Collect all lines below with the string "Layer".

begin Input records

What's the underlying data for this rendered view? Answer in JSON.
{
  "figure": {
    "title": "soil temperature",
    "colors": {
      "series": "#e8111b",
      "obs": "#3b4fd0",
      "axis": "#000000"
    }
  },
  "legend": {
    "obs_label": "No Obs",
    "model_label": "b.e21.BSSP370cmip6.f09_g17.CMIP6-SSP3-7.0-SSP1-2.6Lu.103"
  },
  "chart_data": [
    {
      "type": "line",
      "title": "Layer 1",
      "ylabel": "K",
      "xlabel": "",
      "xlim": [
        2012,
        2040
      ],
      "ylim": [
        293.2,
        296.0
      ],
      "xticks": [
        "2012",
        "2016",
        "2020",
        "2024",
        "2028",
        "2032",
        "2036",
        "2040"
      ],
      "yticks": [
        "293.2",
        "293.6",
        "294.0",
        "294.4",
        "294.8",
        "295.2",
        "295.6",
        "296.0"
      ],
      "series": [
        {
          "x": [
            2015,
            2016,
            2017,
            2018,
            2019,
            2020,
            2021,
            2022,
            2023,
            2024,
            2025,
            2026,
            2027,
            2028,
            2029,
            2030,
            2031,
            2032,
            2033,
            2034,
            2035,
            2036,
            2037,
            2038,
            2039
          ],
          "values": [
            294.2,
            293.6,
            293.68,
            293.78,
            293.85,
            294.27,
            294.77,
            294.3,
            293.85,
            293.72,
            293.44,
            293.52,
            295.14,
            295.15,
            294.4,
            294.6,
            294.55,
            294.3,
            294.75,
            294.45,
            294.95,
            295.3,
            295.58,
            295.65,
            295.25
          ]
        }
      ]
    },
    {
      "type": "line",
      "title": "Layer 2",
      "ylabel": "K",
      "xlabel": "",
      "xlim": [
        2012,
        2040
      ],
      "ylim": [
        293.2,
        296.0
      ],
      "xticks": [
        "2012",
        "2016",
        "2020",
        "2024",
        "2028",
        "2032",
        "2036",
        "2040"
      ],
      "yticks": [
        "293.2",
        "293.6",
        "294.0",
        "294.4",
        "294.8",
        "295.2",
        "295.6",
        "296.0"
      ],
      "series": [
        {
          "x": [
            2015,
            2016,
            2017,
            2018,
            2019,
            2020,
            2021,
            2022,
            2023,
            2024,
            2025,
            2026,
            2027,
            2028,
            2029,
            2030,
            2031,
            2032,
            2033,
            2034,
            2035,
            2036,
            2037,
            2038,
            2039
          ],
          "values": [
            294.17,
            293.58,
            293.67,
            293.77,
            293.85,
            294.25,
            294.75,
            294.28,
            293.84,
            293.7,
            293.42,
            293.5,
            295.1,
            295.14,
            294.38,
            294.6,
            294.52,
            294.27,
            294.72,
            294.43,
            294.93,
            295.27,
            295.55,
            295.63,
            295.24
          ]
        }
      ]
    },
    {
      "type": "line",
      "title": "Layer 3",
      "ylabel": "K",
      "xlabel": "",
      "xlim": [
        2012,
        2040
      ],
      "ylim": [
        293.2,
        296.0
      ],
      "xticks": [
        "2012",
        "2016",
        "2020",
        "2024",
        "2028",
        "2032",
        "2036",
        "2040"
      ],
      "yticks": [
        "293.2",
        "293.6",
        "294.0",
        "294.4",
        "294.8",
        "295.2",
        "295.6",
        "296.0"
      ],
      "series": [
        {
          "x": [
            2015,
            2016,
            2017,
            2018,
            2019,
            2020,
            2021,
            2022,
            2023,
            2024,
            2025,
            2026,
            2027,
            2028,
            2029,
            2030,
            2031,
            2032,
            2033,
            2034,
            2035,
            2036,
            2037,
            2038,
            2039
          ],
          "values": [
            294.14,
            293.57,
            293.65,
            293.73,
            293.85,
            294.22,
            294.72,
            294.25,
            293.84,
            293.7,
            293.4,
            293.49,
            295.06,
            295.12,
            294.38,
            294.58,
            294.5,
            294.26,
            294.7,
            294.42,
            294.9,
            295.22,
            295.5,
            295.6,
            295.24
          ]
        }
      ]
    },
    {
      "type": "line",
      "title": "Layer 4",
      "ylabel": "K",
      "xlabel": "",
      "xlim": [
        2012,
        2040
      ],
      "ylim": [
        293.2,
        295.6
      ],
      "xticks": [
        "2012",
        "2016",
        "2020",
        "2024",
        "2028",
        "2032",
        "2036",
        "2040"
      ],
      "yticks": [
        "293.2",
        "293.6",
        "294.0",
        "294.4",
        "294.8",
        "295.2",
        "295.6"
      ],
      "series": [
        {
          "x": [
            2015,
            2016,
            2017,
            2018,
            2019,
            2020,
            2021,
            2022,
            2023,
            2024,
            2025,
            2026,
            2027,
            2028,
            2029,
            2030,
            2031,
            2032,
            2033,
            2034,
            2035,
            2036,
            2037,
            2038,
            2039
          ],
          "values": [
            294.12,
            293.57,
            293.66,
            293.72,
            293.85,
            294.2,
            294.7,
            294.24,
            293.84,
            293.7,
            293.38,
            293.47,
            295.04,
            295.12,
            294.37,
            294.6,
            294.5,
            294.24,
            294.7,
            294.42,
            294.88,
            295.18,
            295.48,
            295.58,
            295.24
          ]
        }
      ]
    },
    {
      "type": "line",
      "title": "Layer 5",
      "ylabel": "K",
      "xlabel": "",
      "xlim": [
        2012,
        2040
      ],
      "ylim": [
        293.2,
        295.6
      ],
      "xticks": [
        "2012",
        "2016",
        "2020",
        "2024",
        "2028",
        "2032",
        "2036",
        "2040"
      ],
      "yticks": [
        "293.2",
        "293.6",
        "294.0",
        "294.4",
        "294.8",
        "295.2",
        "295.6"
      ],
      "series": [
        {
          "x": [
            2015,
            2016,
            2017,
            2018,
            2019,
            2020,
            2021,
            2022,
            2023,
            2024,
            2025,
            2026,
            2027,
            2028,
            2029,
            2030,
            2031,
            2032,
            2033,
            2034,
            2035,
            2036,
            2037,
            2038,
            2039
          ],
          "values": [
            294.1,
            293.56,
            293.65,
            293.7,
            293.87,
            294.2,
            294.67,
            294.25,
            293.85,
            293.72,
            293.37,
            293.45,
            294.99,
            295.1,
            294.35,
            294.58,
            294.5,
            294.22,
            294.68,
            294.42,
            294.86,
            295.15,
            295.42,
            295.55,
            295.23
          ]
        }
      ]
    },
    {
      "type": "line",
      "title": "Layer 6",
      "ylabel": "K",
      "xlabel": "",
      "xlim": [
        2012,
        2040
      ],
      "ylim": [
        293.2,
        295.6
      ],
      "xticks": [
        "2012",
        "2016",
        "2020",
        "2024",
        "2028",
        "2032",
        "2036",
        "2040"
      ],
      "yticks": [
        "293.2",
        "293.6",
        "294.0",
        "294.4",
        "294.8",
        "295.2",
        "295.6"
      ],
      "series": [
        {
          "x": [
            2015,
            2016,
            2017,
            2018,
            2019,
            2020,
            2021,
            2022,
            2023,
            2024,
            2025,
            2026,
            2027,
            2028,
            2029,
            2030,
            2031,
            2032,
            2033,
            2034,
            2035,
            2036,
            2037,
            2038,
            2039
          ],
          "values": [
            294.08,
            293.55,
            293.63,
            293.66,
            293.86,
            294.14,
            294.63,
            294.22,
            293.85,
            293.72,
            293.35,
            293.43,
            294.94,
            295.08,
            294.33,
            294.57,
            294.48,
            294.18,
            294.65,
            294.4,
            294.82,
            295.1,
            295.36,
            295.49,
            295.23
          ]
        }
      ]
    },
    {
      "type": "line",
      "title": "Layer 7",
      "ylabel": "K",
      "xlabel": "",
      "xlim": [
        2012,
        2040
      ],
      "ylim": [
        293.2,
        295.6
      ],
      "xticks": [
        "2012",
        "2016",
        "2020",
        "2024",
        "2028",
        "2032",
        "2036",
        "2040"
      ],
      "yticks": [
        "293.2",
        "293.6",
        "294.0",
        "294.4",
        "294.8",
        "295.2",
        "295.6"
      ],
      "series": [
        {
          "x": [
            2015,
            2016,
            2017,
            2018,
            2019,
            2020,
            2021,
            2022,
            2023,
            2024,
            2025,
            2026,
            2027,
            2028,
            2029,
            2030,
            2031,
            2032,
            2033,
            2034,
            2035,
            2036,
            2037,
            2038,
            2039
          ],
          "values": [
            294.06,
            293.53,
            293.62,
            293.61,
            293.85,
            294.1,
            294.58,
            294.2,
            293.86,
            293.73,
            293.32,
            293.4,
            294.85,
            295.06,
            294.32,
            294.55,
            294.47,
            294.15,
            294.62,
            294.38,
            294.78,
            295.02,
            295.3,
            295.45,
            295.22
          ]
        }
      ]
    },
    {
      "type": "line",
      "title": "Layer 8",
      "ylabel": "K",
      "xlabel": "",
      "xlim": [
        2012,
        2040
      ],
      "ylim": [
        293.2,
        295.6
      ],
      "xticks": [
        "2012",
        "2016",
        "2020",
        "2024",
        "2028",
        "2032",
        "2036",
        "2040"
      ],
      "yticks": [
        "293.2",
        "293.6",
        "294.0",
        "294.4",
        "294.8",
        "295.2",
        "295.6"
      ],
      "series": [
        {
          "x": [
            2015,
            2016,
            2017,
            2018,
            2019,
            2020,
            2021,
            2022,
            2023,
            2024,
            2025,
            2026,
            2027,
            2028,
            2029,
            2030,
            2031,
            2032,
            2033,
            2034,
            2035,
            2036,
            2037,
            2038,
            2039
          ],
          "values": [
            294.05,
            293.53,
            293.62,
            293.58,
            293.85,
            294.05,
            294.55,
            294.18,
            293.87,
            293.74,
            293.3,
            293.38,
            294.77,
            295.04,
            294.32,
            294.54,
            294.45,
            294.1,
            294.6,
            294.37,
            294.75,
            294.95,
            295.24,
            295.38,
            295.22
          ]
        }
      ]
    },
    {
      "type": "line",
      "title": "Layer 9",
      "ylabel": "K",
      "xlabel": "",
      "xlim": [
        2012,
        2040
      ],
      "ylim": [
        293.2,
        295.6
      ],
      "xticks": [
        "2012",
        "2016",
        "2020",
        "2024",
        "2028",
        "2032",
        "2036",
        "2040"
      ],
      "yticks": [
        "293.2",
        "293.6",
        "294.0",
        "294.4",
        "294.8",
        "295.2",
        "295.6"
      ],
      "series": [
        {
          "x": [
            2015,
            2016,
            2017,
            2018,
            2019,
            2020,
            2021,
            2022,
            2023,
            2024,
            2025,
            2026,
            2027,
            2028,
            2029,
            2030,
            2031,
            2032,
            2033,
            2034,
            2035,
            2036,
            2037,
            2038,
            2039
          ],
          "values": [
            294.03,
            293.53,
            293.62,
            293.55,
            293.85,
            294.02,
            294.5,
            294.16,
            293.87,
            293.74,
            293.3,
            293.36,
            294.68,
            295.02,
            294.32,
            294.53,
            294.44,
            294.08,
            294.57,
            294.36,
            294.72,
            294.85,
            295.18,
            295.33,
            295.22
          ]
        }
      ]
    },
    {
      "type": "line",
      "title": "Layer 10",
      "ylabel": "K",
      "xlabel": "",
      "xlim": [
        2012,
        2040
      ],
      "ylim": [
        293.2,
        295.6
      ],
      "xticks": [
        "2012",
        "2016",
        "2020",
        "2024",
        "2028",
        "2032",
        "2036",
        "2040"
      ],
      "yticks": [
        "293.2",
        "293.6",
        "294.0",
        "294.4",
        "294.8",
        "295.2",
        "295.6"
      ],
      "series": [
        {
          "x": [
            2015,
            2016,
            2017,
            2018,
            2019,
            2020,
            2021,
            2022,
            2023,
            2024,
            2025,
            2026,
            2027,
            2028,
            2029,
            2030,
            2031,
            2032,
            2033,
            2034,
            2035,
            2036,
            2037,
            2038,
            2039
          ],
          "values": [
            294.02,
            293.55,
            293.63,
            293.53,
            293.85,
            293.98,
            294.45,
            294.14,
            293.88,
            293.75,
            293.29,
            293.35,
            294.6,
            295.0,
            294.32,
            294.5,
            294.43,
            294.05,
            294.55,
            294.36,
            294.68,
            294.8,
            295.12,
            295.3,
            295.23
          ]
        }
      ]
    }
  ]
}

end Input records

**Full response:**
      "title": "Layer 1",
      "title": "Layer 2",
      "title": "Layer 3",
      "title": "Layer 4",
      "title": "Layer 5",
      "title": "Layer 6",
      "title": "Layer 7",
      "title": "Layer 8",
      "title": "Layer 9",
      "title": "Layer 10",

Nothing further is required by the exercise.